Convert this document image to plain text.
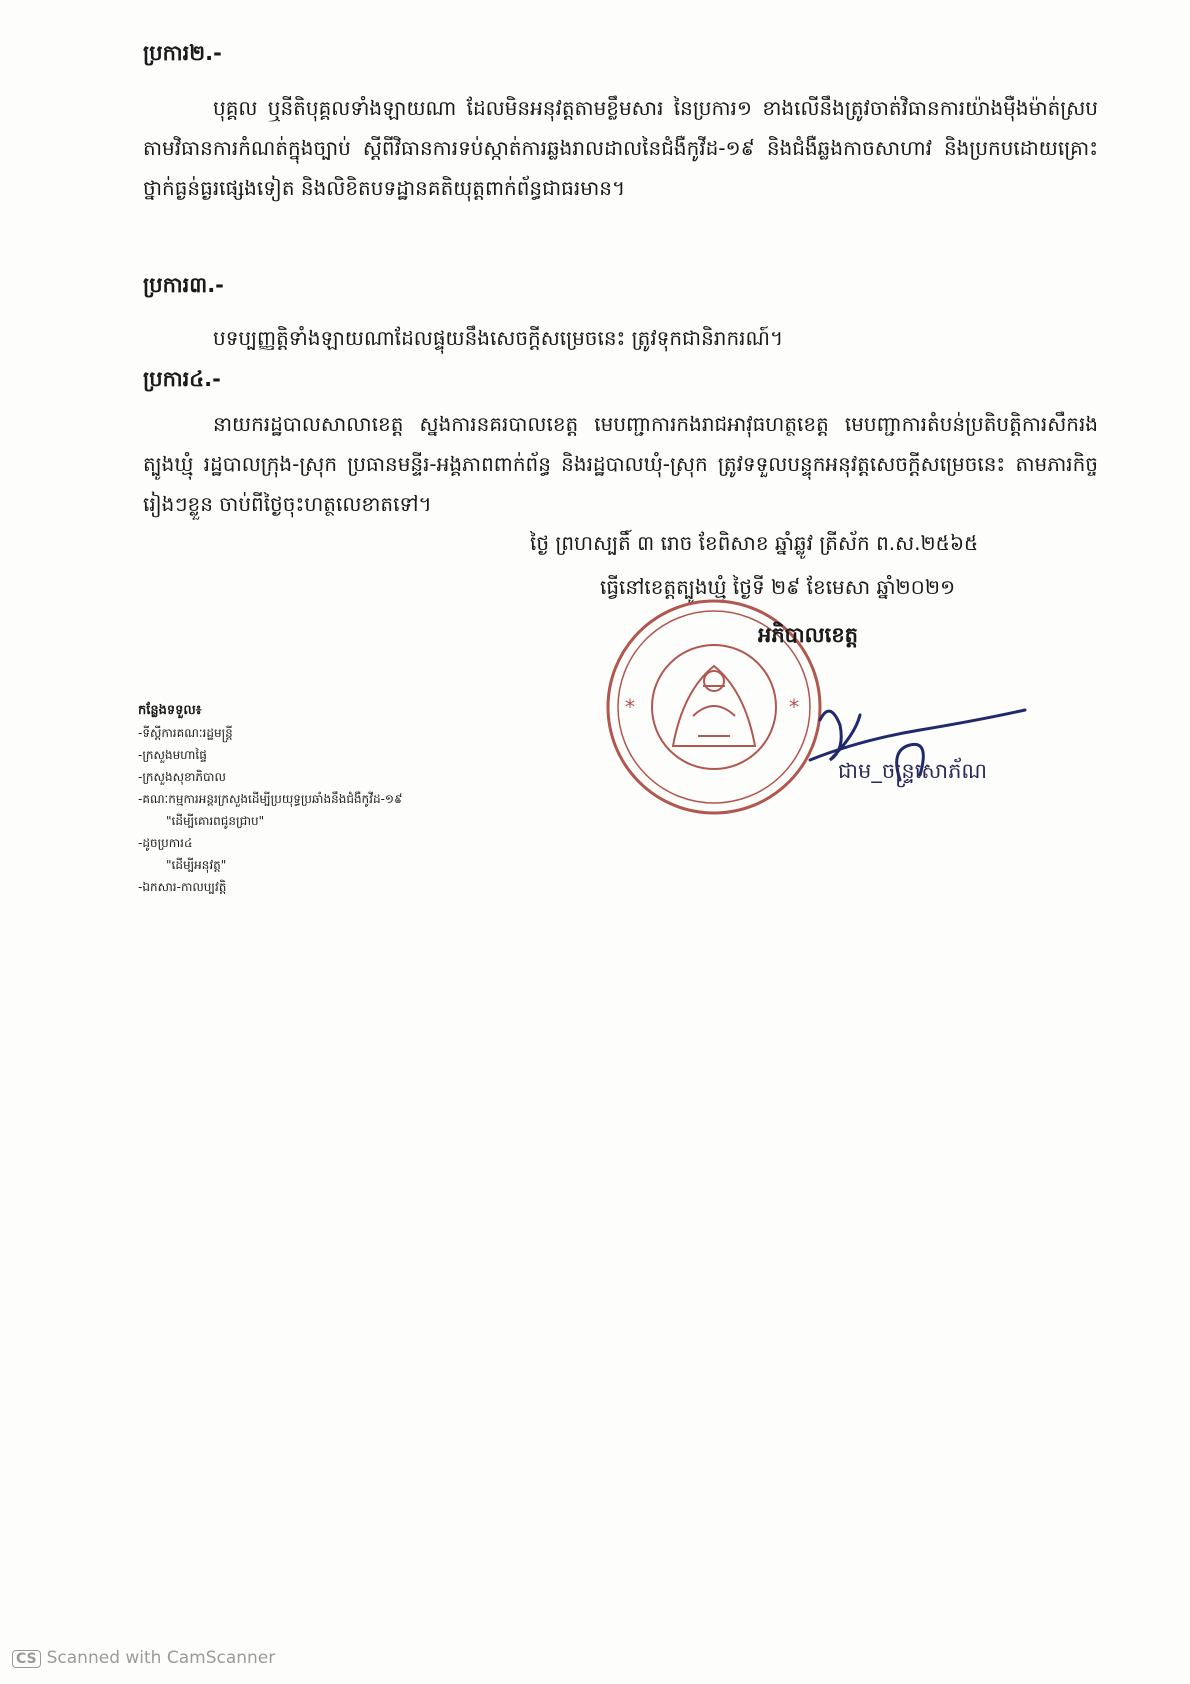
ប្រការ២.-
បុគ្គល ឬនីតិបុគ្គលទាំងឡាយណា ដែលមិនអនុវត្តតាមខ្លឹមសារ នៃប្រការ១ ខាងលើនឹងត្រូវចាត់វិធានការយ៉ាងម៉ឺងម៉ាត់ស្របតាមវិធានការកំណត់ក្នុងច្បាប់ ស្ដីពីវិធានការទប់ស្កាត់ការឆ្លងរាលដាលនៃជំងឺកូវីដ-១៩ និងជំងឺឆ្លងកាចសាហាវ និងប្រកបដោយគ្រោះថ្នាក់ធ្ងន់ធ្ងរផ្សេងទៀត និងលិខិតបទដ្ឋានគតិយុត្តពាក់ព័ន្ធជាធរមាន។
ប្រការ៣.-
បទប្បញ្ញត្តិទាំងឡាយណាដែលផ្ទុយនឹងសេចក្ដីសម្រេចនេះ ត្រូវទុកជានិរាករណ៍។
ប្រការ៤.-
នាយករដ្ឋបាលសាលាខេត្ត ស្នងការនគរបាលខេត្ត មេបញ្ជាការកងរាជអាវុធហត្ថខេត្ត មេបញ្ជាការតំបន់ប្រតិបត្តិការសឹករងត្បូងឃ្មុំ រដ្ឋបាលក្រុង-ស្រុក ប្រធានមន្ទីរ-អង្គភាពពាក់ព័ន្ធ និងរដ្ឋបាលឃុំ-ស្រុក ត្រូវទទួលបន្ទុកអនុវត្តសេចក្ដីសម្រេចនេះ តាមភារកិច្ចរៀងៗខ្លួន ចាប់ពីថ្ងៃចុះហត្ថលេខាតទៅ។
ថ្ងៃ ព្រហស្បតិ៍ ៣ រោច ខែពិសាខ ឆ្នាំឆ្លូវ ត្រីស័ក ព.ស.២៥៦៥
ធ្វើនៅខេត្តត្បូងឃ្មុំ ថ្ងៃទី ២៩ ខែមេសា ឆ្នាំ២០២១
*	*
អភិបាលខេត្ត
ជាម_ចន្ទ្រសោភ័ណ
កន្លែងទទួល៖
-ទីស្ដីការគណៈរដ្ឋមន្ត្រី
-ក្រសួងមហាផ្ទៃ
-ក្រសួងសុខាភិបាល
-គណៈកម្មការអន្តរក្រសួងដើម្បីប្រយុទ្ធប្រឆាំងនឹងជំងឺកូវីដ-១៩
"ដើម្បីគោរពជូនជ្រាប"
-ដូចប្រការ៤
"ដើម្បីអនុវត្ត"
-ឯកសារ-កាលប្បវត្តិ
CS Scanned with CamScanner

************

Without the pictures, transcribe the listing above exactly.

Convert this document image to plain text.
ប្រការ២.-
បុគ្គល ឬនីតិបុគ្គលទាំងឡាយណា ដែលមិនអនុវត្តតាមខ្លឹមសារ នៃប្រការ១ ខាងលើនឹងត្រូវចាត់វិធានការយ៉ាងម៉ឺងម៉ាត់ស្របតាមវិធានការកំណត់ក្នុងច្បាប់ ស្ដីពីវិធានការទប់ស្កាត់ការឆ្លងរាលដាលនៃជំងឺកូវីដ-១៩ និងជំងឺឆ្លងកាចសាហាវ និងប្រកបដោយគ្រោះថ្នាក់ធ្ងន់ធ្ងរផ្សេងទៀត និងលិខិតបទដ្ឋានគតិយុត្តពាក់ព័ន្ធជាធរមាន។
ប្រការ៣.-
បទប្បញ្ញត្តិទាំងឡាយណាដែលផ្ទុយនឹងសេចក្ដីសម្រេចនេះ ត្រូវទុកជានិរាករណ៍។
ប្រការ៤.-
នាយករដ្ឋបាលសាលាខេត្ត ស្នងការនគរបាលខេត្ត មេបញ្ជាការកងរាជអាវុធហត្ថខេត្ត មេបញ្ជាការតំបន់ប្រតិបត្តិការសឹករងត្បូងឃ្មុំ រដ្ឋបាលក្រុង-ស្រុក ប្រធានមន្ទីរ-អង្គភាពពាក់ព័ន្ធ និងរដ្ឋបាលឃុំ-ស្រុក ត្រូវទទួលបន្ទុកអនុវត្តសេចក្ដីសម្រេចនេះ តាមភារកិច្ចរៀងៗខ្លួន ចាប់ពីថ្ងៃចុះហត្ថលេខាតទៅ។
ថ្ងៃ ព្រហស្បតិ៍ ៣ រោច ខែពិសាខ ឆ្នាំឆ្លូវ ត្រីស័ក ព.ស.២៥៦៥
ធ្វើនៅខេត្តត្បូងឃ្មុំ ថ្ងៃទី ២៩ ខែមេសា ឆ្នាំ២០២១
*	*
អភិបាលខេត្ត
ជាម_ចន្ទ្រសោភ័ណ
កន្លែងទទួល៖
-ទីស្ដីការគណៈរដ្ឋមន្ត្រី
-ក្រសួងមហាផ្ទៃ
-ក្រសួងសុខាភិបាល
-គណៈកម្មការអន្តរក្រសួងដើម្បីប្រយុទ្ធប្រឆាំងនឹងជំងឺកូវីដ-១៩
"ដើម្បីគោរពជូនជ្រាប"
-ដូចប្រការ៤
"ដើម្បីអនុវត្ត"
-ឯកសារ-កាលប្បវត្តិ
CS Scanned with CamScanner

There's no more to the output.